Say how many lines include the word "color". Reply with nothing but the number.

——

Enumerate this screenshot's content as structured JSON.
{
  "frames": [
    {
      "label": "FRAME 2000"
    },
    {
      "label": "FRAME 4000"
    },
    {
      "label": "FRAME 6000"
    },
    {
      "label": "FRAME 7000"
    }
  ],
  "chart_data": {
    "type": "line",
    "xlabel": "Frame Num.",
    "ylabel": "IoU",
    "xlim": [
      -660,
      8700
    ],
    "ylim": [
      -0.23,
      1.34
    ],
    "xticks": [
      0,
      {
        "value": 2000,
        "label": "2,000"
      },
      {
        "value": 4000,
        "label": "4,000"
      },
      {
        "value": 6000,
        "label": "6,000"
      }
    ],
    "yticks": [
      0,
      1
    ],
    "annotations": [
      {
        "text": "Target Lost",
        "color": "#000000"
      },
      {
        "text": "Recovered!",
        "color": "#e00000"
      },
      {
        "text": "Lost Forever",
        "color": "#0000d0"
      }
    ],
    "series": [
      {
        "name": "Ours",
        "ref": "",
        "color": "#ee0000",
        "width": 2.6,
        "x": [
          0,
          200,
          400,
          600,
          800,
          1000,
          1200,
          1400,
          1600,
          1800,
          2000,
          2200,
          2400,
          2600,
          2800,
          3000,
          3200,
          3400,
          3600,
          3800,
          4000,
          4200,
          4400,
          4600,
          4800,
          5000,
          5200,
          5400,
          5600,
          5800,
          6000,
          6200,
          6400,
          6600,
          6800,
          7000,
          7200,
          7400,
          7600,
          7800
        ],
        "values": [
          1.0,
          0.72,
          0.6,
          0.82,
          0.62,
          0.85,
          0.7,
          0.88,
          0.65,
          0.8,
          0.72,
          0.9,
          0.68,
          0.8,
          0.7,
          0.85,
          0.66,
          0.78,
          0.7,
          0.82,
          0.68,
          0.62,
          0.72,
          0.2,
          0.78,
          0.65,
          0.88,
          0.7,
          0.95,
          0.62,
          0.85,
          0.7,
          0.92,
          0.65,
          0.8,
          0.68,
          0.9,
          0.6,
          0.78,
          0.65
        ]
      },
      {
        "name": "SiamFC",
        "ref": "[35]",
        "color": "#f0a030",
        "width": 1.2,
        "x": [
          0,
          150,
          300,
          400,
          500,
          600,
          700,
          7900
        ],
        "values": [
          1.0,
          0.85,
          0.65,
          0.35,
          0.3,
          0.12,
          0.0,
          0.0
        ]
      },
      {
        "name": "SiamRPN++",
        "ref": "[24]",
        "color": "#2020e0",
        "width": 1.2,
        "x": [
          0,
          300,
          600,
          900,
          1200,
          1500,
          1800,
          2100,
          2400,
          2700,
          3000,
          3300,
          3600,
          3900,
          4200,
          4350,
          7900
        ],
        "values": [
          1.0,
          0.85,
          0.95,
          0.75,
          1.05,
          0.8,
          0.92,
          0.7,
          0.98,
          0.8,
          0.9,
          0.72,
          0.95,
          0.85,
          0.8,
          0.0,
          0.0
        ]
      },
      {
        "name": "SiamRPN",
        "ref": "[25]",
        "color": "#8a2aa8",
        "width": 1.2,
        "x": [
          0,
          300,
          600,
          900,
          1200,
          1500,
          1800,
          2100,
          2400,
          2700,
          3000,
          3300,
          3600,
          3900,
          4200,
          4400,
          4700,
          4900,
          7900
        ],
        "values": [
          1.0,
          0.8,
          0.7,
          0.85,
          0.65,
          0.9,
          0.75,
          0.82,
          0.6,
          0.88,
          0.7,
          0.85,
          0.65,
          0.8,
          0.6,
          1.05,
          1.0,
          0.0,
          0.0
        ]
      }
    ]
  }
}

——

#### SOLUTION FOR THIS PROBLEM:
7